◆ **The request**
From the line that contains "Convert this chart to structured JSON data." to the last line of the data below, transcribe every line exactly. Do not include the pictures.

[Entries from a visual dataset]
* * * * * * *

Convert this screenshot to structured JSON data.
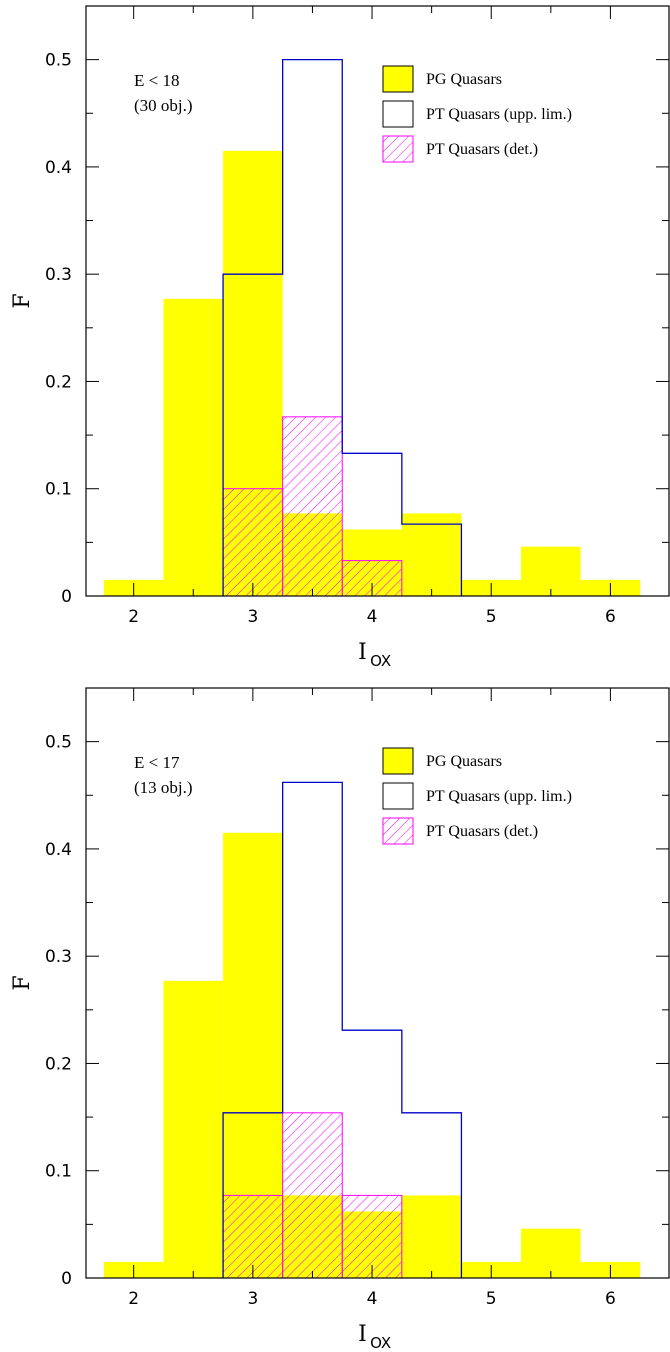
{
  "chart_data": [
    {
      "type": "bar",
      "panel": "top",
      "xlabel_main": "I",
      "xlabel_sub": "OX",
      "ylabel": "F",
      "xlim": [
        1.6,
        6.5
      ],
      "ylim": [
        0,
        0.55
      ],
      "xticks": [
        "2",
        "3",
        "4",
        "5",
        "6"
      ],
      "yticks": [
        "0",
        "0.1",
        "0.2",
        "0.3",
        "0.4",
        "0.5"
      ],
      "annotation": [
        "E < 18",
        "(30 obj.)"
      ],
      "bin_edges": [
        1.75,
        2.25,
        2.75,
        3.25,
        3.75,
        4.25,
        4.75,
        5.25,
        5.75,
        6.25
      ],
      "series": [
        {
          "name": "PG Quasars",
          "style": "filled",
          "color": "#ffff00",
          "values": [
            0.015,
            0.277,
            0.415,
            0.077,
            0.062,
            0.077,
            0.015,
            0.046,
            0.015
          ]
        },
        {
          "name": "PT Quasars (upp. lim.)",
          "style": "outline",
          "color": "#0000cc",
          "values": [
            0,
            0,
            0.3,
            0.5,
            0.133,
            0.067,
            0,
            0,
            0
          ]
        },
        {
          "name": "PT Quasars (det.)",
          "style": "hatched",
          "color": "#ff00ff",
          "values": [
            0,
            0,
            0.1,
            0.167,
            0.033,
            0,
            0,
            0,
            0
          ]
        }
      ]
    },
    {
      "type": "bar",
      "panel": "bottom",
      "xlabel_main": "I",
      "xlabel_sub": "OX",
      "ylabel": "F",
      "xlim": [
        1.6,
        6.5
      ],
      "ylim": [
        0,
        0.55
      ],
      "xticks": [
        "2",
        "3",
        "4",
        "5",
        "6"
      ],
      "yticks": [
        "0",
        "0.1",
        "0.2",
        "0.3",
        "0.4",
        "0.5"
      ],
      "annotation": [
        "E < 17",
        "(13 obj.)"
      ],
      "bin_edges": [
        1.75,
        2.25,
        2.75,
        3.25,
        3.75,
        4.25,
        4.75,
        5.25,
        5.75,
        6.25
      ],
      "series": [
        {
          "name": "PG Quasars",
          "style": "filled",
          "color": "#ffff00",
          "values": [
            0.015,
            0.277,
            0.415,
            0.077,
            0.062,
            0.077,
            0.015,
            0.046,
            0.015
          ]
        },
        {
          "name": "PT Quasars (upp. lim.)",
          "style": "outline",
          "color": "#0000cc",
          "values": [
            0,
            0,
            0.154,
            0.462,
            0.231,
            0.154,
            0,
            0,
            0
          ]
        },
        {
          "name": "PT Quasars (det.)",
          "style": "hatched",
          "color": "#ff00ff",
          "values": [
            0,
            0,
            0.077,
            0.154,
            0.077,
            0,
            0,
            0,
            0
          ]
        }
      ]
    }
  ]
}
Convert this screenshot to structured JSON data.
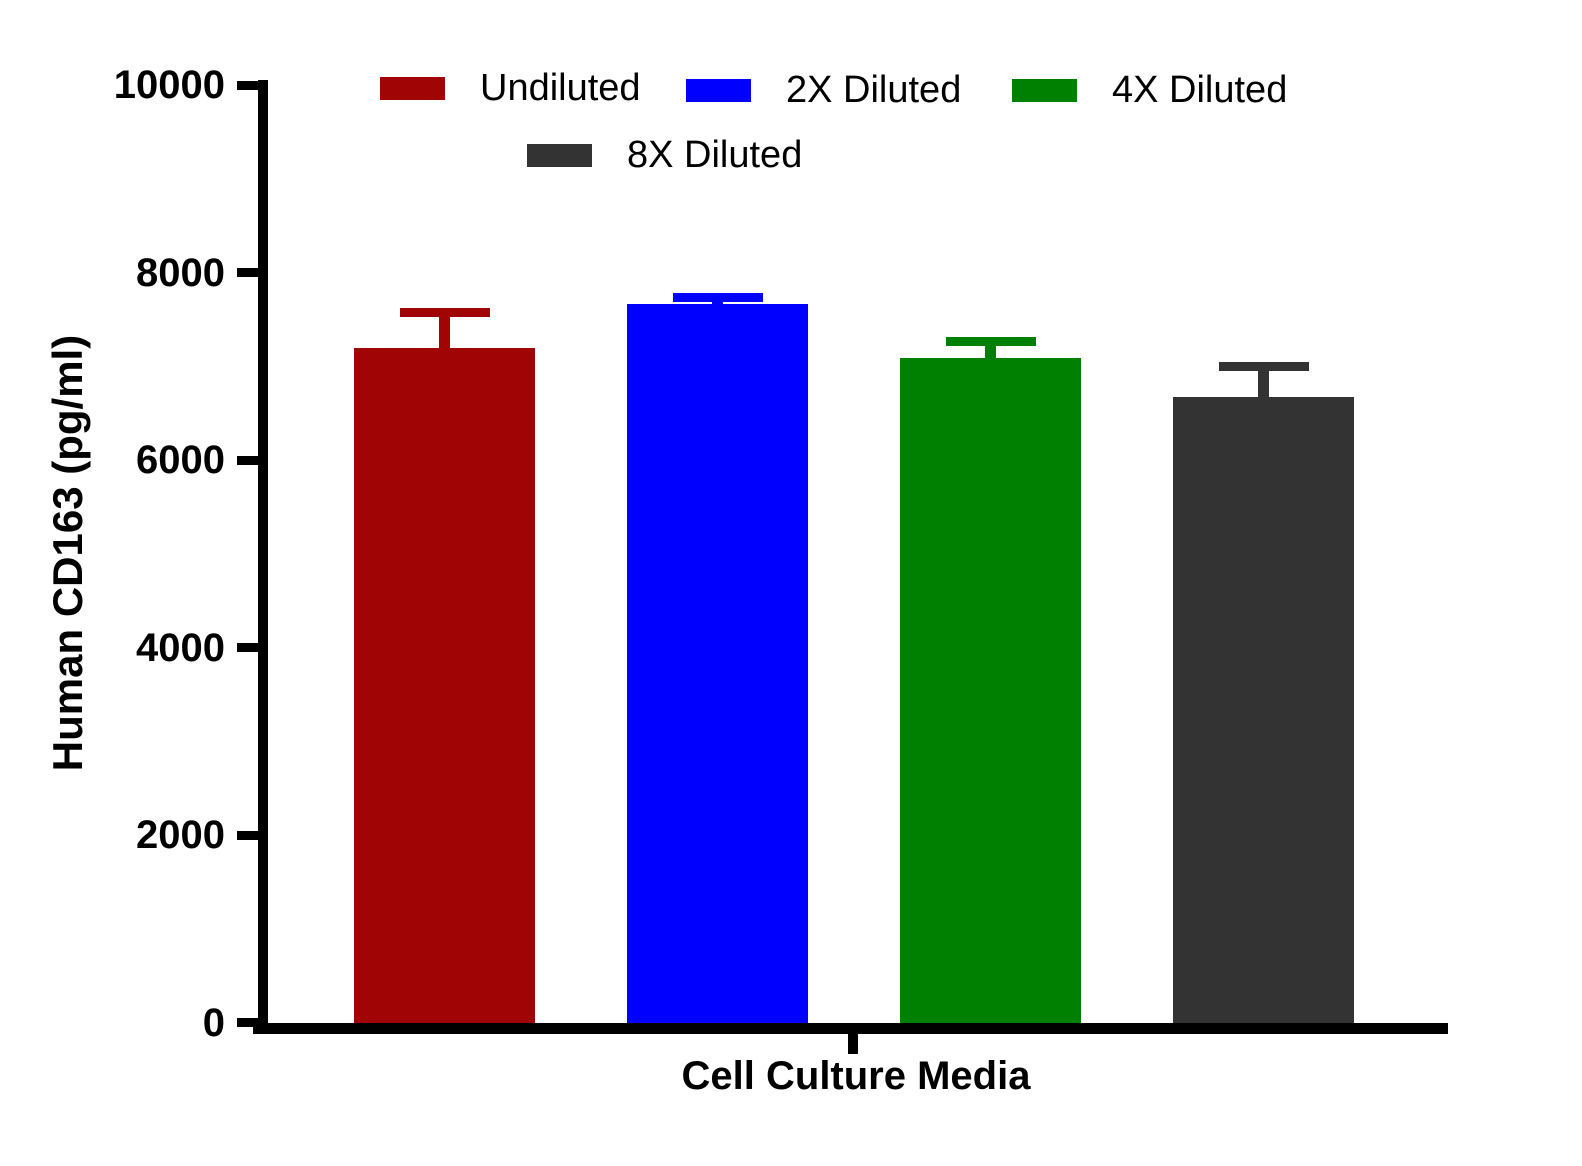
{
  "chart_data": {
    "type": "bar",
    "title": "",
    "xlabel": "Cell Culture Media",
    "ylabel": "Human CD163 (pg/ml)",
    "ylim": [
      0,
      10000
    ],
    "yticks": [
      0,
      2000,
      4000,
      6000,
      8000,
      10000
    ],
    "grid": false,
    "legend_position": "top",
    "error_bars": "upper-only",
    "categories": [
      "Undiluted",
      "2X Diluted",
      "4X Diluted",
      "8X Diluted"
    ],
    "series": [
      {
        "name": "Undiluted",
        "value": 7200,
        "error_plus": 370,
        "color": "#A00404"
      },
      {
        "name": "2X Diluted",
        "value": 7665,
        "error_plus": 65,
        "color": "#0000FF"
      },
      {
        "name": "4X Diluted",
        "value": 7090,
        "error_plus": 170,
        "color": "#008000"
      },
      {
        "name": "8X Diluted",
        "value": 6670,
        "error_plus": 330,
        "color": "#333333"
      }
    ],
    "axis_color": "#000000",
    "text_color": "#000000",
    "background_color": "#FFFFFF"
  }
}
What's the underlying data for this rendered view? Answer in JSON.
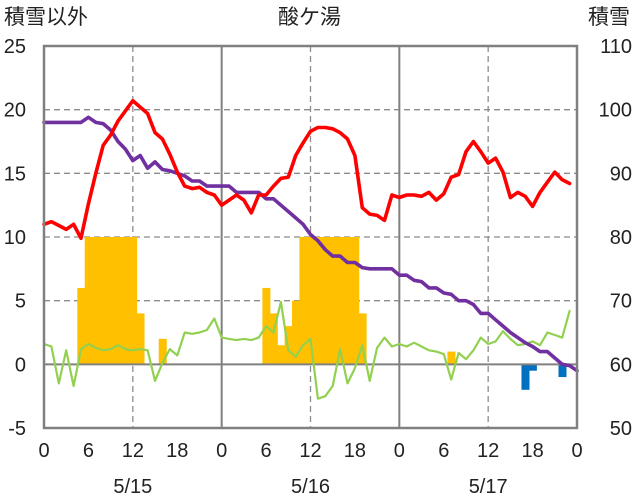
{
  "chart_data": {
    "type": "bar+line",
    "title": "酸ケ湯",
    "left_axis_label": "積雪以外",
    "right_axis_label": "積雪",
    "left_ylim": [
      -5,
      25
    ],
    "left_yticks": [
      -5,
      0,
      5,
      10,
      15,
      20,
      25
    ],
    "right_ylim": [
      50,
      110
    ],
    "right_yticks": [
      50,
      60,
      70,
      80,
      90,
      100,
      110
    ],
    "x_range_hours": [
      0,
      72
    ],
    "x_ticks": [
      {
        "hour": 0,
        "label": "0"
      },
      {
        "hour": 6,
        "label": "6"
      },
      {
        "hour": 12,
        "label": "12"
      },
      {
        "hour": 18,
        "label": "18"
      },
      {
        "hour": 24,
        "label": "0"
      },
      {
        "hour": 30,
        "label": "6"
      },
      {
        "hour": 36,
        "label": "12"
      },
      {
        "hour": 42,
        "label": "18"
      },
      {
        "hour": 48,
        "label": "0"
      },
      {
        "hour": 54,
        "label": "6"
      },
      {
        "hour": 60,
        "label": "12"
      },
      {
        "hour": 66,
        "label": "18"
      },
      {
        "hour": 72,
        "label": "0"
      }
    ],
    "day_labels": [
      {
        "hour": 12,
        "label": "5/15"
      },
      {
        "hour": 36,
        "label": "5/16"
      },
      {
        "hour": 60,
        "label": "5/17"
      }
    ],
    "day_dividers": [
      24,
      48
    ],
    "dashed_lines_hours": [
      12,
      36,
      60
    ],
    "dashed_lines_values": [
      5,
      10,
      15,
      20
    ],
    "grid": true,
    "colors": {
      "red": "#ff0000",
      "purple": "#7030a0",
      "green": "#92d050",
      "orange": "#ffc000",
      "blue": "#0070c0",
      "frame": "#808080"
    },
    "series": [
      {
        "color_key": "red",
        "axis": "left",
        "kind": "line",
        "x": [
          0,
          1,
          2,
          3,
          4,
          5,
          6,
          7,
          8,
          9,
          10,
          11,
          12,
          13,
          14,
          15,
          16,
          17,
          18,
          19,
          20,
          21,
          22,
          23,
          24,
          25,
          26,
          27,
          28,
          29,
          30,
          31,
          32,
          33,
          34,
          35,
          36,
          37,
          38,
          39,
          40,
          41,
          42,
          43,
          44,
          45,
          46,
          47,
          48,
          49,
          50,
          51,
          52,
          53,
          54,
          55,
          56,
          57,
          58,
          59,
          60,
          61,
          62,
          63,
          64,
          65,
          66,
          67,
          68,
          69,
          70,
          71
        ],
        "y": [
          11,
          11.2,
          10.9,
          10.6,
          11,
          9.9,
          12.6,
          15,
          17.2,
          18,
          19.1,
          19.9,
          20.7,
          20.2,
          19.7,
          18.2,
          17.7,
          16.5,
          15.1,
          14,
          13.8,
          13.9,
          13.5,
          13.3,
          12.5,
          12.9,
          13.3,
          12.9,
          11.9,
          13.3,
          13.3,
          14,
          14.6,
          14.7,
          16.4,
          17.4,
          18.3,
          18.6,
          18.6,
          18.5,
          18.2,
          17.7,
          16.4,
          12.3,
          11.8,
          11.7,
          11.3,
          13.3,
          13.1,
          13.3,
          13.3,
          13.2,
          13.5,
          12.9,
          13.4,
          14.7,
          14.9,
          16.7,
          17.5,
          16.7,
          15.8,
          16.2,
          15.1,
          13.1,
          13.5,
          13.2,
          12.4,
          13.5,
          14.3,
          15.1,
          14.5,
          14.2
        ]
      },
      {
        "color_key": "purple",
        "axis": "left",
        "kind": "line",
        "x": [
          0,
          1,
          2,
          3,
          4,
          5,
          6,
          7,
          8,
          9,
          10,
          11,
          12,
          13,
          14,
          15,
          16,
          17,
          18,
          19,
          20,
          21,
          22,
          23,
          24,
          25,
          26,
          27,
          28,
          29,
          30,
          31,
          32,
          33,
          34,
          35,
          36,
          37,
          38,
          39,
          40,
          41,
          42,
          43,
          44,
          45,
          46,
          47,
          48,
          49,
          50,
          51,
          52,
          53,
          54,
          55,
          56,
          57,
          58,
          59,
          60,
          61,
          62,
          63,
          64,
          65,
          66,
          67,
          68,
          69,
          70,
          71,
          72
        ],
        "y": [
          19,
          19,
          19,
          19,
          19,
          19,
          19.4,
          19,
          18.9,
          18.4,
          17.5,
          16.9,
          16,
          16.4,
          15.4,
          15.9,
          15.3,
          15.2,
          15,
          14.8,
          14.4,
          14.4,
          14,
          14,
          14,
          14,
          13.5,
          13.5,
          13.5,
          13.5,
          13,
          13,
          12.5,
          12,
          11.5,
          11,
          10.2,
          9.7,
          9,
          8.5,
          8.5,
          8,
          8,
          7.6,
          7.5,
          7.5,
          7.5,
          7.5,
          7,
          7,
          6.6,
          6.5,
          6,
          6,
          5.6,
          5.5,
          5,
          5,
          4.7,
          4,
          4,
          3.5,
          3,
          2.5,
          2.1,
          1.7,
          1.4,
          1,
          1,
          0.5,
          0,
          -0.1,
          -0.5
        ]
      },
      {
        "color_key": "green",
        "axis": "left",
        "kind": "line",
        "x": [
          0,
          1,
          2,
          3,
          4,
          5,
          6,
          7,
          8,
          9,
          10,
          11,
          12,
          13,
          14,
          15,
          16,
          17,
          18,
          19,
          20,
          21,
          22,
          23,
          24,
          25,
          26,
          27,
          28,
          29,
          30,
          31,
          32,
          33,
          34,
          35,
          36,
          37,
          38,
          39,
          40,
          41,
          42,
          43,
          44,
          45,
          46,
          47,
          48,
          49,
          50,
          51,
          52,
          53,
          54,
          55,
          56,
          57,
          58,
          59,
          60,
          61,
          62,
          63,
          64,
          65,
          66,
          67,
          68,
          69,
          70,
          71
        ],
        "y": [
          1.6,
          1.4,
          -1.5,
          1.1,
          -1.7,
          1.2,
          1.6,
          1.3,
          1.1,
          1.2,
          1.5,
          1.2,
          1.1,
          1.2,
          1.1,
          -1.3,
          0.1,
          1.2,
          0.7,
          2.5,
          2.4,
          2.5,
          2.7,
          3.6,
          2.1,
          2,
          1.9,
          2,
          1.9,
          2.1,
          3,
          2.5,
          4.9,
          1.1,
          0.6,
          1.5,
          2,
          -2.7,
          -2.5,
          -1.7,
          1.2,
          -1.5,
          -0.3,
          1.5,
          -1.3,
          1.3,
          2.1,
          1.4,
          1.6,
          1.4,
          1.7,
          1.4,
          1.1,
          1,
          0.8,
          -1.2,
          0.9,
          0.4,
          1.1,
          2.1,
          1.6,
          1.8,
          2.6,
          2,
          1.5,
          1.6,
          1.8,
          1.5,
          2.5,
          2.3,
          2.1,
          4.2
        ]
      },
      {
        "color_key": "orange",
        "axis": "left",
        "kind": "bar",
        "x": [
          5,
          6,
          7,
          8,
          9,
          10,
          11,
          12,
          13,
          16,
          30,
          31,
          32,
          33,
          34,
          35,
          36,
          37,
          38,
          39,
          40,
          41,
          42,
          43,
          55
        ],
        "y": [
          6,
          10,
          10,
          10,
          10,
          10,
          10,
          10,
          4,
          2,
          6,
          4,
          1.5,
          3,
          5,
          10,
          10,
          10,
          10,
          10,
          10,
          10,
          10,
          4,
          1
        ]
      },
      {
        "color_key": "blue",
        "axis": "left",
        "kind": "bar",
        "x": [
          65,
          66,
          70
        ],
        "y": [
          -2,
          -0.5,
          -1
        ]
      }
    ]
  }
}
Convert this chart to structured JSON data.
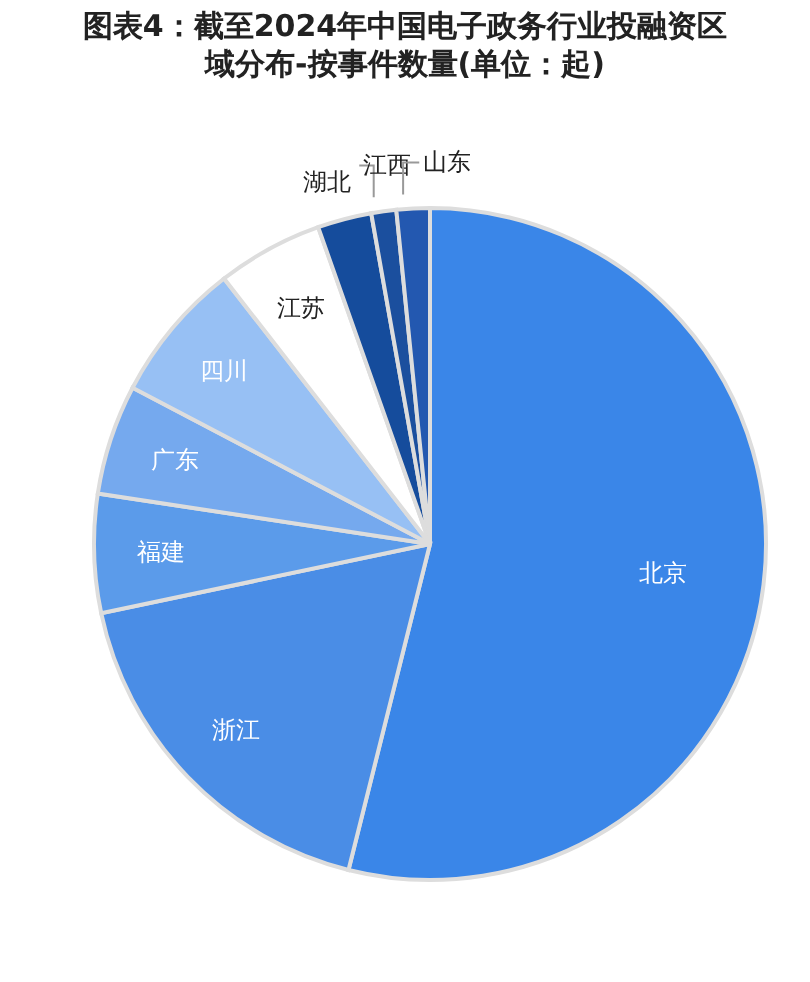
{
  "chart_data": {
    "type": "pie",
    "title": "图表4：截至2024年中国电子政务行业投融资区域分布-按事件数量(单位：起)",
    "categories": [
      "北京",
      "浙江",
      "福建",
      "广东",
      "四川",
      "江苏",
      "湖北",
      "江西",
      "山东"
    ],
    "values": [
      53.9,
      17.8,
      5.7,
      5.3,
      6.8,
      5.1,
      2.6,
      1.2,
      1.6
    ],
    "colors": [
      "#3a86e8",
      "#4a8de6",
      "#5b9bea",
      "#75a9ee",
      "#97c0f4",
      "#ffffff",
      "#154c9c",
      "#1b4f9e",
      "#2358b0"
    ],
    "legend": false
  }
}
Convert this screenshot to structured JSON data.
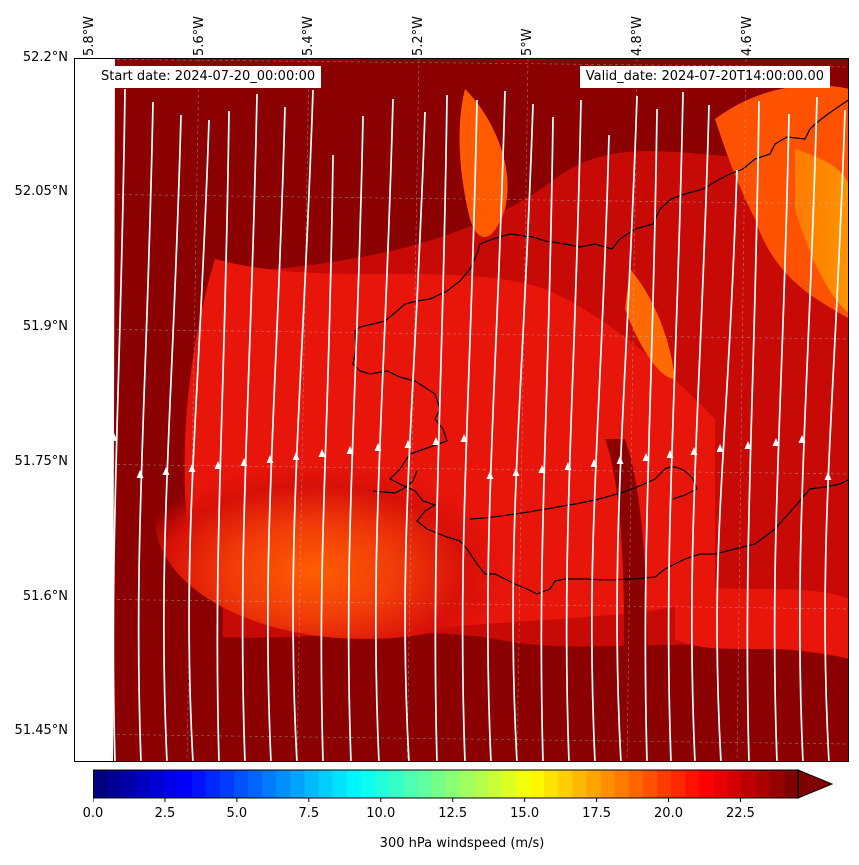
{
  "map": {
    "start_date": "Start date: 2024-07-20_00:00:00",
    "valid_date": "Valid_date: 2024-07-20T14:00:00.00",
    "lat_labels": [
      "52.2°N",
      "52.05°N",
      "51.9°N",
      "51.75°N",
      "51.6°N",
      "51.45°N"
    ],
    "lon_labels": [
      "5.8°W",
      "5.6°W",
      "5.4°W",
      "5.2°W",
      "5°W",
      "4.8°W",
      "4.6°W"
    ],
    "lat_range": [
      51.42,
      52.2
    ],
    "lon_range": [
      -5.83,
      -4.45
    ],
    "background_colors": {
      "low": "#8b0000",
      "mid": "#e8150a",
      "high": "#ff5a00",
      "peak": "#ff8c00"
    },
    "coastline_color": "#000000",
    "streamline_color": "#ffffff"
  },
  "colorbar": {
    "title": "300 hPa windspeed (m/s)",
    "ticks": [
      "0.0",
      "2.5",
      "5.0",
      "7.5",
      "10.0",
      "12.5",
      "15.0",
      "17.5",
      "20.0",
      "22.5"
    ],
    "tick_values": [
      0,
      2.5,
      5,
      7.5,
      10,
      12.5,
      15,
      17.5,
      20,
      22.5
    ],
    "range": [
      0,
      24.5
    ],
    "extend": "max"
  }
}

* * * * * * *

◆ **Solved exercise**
Convert this chart to structured JSON data.
{
  "chart_data": {
    "type": "pie",
    "title": "图表4：截至2024年中国电子政务行业投融资区域分布-按事件数量(单位：起)",
    "categories": [
      "北京",
      "浙江",
      "福建",
      "广东",
      "四川",
      "江苏",
      "湖北",
      "江西",
      "山东"
    ],
    "values": [
      53.9,
      17.8,
      5.7,
      5.3,
      6.8,
      5.1,
      2.6,
      1.2,
      1.6
    ],
    "colors": [
      "#3a86e8",
      "#4a8de6",
      "#5b9bea",
      "#75a9ee",
      "#97c0f4",
      "#ffffff",
      "#154c9c",
      "#1b4f9e",
      "#2358b0"
    ],
    "legend": false
  }
}
Convert this screenshot to structured JSON data.
{
  "map": {
    "start_date": "Start date: 2024-07-20_00:00:00",
    "valid_date": "Valid_date: 2024-07-20T14:00:00.00",
    "lat_labels": [
      "52.2°N",
      "52.05°N",
      "51.9°N",
      "51.75°N",
      "51.6°N",
      "51.45°N"
    ],
    "lon_labels": [
      "5.8°W",
      "5.6°W",
      "5.4°W",
      "5.2°W",
      "5°W",
      "4.8°W",
      "4.6°W"
    ],
    "lat_range": [
      51.42,
      52.2
    ],
    "lon_range": [
      -5.83,
      -4.45
    ],
    "background_colors": {
      "low": "#8b0000",
      "mid": "#e8150a",
      "high": "#ff5a00",
      "peak": "#ff8c00"
    },
    "coastline_color": "#000000",
    "streamline_color": "#ffffff"
  },
  "colorbar": {
    "title": "300 hPa windspeed (m/s)",
    "ticks": [
      "0.0",
      "2.5",
      "5.0",
      "7.5",
      "10.0",
      "12.5",
      "15.0",
      "17.5",
      "20.0",
      "22.5"
    ],
    "tick_values": [
      0,
      2.5,
      5,
      7.5,
      10,
      12.5,
      15,
      17.5,
      20,
      22.5
    ],
    "range": [
      0,
      24.5
    ],
    "extend": "max"
  }
}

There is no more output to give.